[Information provided]
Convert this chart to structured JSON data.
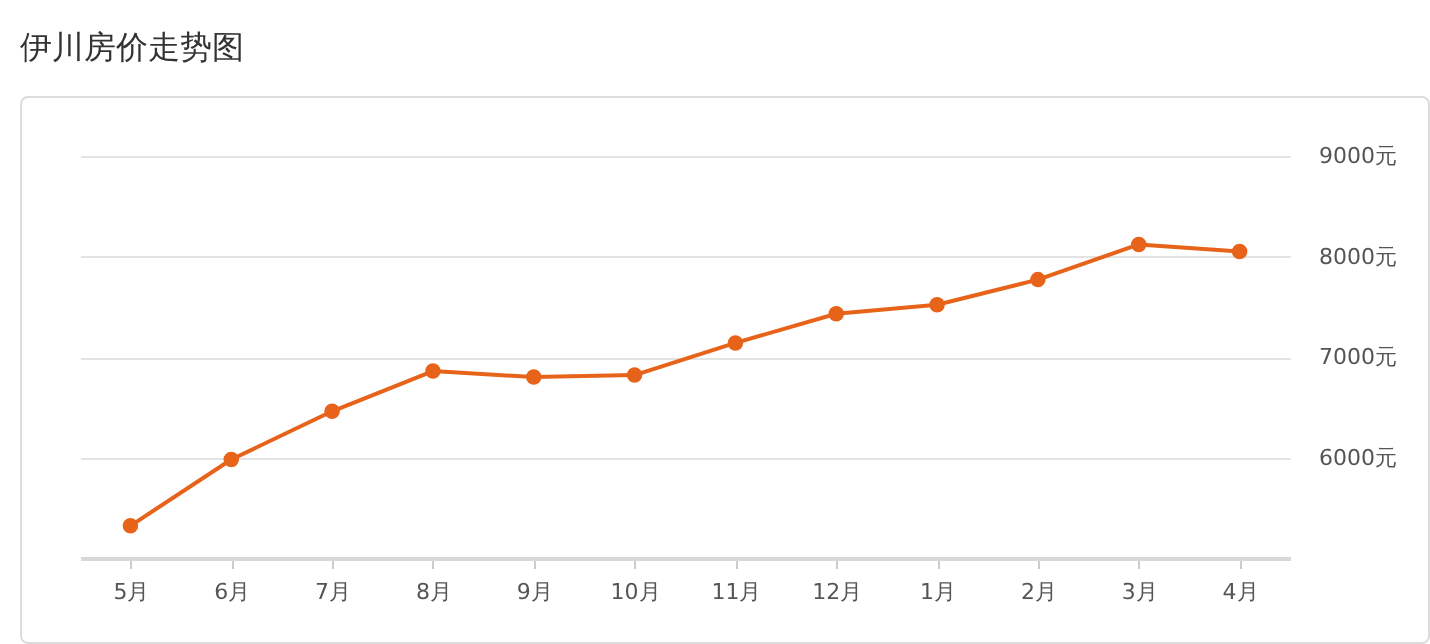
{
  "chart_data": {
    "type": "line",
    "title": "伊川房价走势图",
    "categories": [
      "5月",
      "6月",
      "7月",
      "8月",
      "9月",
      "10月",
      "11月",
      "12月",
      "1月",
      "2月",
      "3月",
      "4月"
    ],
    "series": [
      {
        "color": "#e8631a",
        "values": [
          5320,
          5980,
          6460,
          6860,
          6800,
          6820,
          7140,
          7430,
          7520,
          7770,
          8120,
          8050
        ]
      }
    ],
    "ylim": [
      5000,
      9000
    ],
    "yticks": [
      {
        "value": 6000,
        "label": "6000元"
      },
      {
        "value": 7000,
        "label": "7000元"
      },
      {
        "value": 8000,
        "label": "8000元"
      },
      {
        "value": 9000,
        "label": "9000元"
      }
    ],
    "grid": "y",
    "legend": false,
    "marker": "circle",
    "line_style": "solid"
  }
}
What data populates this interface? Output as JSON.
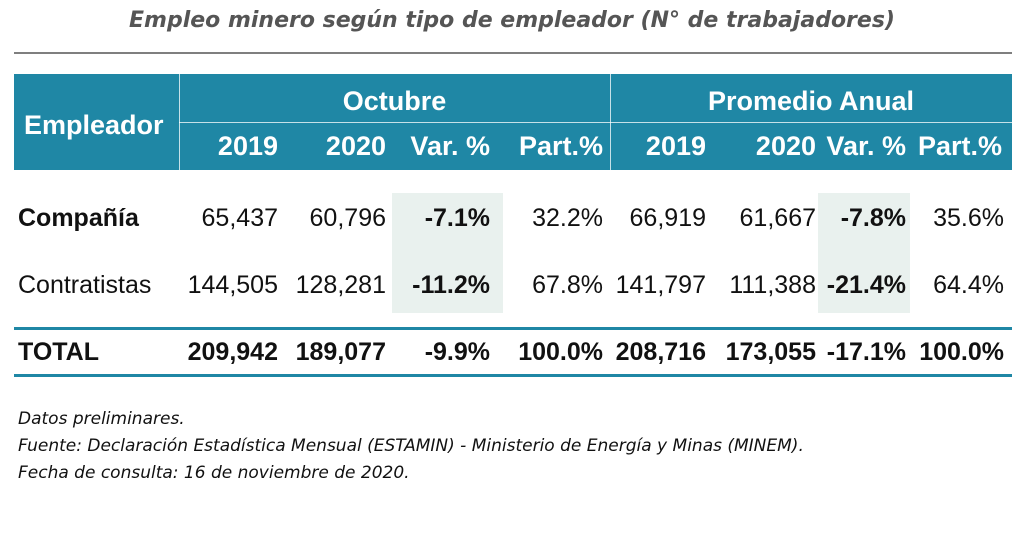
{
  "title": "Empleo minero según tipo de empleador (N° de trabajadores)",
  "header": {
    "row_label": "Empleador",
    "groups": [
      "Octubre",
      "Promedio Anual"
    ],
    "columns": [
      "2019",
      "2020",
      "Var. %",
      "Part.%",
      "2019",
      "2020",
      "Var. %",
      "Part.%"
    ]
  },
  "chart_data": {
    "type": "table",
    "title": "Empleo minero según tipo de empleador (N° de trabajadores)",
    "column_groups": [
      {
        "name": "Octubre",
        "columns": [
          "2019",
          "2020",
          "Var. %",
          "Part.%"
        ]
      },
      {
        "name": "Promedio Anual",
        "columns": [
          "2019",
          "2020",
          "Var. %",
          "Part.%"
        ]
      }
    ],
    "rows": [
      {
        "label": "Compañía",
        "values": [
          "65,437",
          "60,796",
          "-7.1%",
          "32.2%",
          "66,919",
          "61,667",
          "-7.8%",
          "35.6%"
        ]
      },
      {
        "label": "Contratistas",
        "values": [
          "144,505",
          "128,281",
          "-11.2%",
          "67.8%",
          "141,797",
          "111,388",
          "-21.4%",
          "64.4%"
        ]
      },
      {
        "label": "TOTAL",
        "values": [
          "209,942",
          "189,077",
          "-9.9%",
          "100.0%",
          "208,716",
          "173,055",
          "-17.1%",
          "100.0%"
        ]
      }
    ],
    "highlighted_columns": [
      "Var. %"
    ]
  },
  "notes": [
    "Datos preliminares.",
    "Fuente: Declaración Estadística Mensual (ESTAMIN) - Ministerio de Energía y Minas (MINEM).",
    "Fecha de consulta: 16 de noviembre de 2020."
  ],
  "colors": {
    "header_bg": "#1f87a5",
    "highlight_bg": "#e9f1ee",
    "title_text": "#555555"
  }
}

[Problem details]
Write the full listing out again with every line unchanged, but include no pictures.

[Exercise output]
Convert this chart to structured JSON data.
{
  "chart_data": {
    "type": "line",
    "title": "伊川房价走势图",
    "categories": [
      "5月",
      "6月",
      "7月",
      "8月",
      "9月",
      "10月",
      "11月",
      "12月",
      "1月",
      "2月",
      "3月",
      "4月"
    ],
    "series": [
      {
        "color": "#e8631a",
        "values": [
          5320,
          5980,
          6460,
          6860,
          6800,
          6820,
          7140,
          7430,
          7520,
          7770,
          8120,
          8050
        ]
      }
    ],
    "ylim": [
      5000,
      9000
    ],
    "yticks": [
      {
        "value": 6000,
        "label": "6000元"
      },
      {
        "value": 7000,
        "label": "7000元"
      },
      {
        "value": 8000,
        "label": "8000元"
      },
      {
        "value": 9000,
        "label": "9000元"
      }
    ],
    "grid": "y",
    "legend": false,
    "marker": "circle",
    "line_style": "solid"
  }
}
What data populates this interface? Output as JSON.
{
  "title": "Empleo minero según tipo de empleador (N° de trabajadores)",
  "header": {
    "row_label": "Empleador",
    "groups": [
      "Octubre",
      "Promedio Anual"
    ],
    "columns": [
      "2019",
      "2020",
      "Var. %",
      "Part.%",
      "2019",
      "2020",
      "Var. %",
      "Part.%"
    ]
  },
  "chart_data": {
    "type": "table",
    "title": "Empleo minero según tipo de empleador (N° de trabajadores)",
    "column_groups": [
      {
        "name": "Octubre",
        "columns": [
          "2019",
          "2020",
          "Var. %",
          "Part.%"
        ]
      },
      {
        "name": "Promedio Anual",
        "columns": [
          "2019",
          "2020",
          "Var. %",
          "Part.%"
        ]
      }
    ],
    "rows": [
      {
        "label": "Compañía",
        "values": [
          "65,437",
          "60,796",
          "-7.1%",
          "32.2%",
          "66,919",
          "61,667",
          "-7.8%",
          "35.6%"
        ]
      },
      {
        "label": "Contratistas",
        "values": [
          "144,505",
          "128,281",
          "-11.2%",
          "67.8%",
          "141,797",
          "111,388",
          "-21.4%",
          "64.4%"
        ]
      },
      {
        "label": "TOTAL",
        "values": [
          "209,942",
          "189,077",
          "-9.9%",
          "100.0%",
          "208,716",
          "173,055",
          "-17.1%",
          "100.0%"
        ]
      }
    ],
    "highlighted_columns": [
      "Var. %"
    ]
  },
  "notes": [
    "Datos preliminares.",
    "Fuente: Declaración Estadística Mensual (ESTAMIN) - Ministerio de Energía y Minas (MINEM).",
    "Fecha de consulta: 16 de noviembre de 2020."
  ],
  "colors": {
    "header_bg": "#1f87a5",
    "highlight_bg": "#e9f1ee",
    "title_text": "#555555"
  }
}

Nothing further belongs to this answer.